» Description of the task: Locate every line below that contains the word "repurpose" and copy it.

» Extracted records:

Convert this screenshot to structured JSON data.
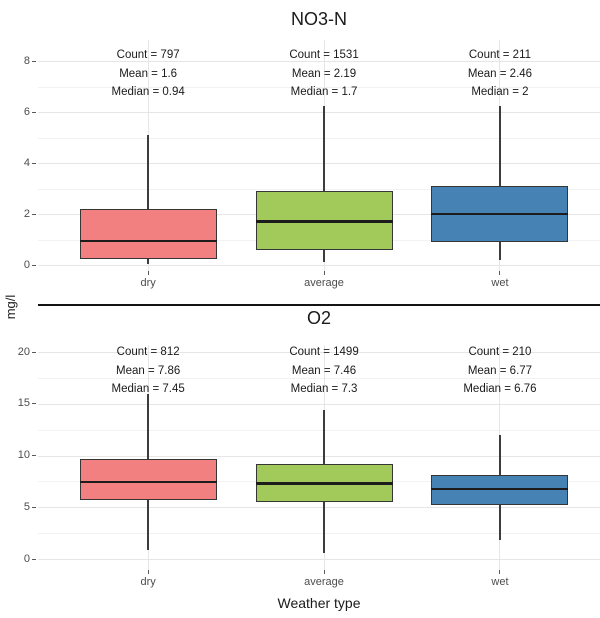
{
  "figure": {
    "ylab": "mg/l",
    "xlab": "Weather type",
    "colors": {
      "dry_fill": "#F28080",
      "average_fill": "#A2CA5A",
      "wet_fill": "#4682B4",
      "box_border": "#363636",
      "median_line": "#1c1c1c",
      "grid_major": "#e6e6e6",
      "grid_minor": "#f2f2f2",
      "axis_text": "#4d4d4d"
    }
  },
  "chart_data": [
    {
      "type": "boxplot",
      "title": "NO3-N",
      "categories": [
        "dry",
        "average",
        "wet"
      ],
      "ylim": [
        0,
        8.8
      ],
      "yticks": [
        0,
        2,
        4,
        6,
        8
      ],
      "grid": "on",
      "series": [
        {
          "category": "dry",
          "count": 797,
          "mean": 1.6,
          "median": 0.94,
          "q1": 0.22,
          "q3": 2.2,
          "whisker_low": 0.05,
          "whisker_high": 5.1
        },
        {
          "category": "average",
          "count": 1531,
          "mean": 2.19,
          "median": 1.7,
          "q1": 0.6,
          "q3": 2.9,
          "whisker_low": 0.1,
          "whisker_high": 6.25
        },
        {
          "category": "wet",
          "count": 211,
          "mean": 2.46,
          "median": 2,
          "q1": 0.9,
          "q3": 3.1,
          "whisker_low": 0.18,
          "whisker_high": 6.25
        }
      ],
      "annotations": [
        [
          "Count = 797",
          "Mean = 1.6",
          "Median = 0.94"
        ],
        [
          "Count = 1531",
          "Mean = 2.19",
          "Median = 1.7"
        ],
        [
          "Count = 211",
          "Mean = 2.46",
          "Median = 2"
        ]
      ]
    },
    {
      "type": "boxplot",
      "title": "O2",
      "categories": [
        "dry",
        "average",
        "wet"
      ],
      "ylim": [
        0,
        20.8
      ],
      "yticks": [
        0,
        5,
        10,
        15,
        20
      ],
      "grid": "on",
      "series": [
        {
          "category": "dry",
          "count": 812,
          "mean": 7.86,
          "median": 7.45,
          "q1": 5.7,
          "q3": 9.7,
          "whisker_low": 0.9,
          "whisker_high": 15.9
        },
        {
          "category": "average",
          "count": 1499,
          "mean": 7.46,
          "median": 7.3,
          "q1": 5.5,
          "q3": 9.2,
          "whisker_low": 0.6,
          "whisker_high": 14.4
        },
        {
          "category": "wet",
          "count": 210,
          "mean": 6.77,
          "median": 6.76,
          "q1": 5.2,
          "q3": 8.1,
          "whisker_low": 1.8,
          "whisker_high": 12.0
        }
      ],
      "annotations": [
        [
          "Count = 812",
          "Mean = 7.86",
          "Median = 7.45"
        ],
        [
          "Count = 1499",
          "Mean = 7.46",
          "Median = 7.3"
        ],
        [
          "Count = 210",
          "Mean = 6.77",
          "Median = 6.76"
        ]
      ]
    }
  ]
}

---

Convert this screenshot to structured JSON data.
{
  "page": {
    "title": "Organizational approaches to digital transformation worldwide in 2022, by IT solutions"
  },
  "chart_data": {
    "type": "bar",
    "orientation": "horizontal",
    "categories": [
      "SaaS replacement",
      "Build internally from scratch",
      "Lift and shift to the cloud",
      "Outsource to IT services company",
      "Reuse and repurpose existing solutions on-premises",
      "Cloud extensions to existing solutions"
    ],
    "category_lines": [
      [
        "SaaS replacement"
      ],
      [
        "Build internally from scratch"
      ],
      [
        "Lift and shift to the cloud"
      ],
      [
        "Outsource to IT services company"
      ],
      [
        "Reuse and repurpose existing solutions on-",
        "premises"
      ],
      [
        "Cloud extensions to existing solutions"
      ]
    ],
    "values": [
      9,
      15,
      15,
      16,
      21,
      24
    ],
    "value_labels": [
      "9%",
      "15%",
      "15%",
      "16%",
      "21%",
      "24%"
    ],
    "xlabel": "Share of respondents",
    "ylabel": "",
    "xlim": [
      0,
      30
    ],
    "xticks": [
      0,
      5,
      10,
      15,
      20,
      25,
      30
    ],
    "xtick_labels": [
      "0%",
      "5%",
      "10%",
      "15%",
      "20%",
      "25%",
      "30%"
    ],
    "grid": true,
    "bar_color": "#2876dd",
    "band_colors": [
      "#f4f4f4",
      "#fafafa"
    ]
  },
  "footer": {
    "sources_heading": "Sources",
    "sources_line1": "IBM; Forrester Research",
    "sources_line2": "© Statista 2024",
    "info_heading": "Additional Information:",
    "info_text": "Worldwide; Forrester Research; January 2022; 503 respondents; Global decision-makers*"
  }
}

» Task solution:
      "Reuse and repurpose existing solutions on-premises",
        "Reuse and repurpose existing solutions on-",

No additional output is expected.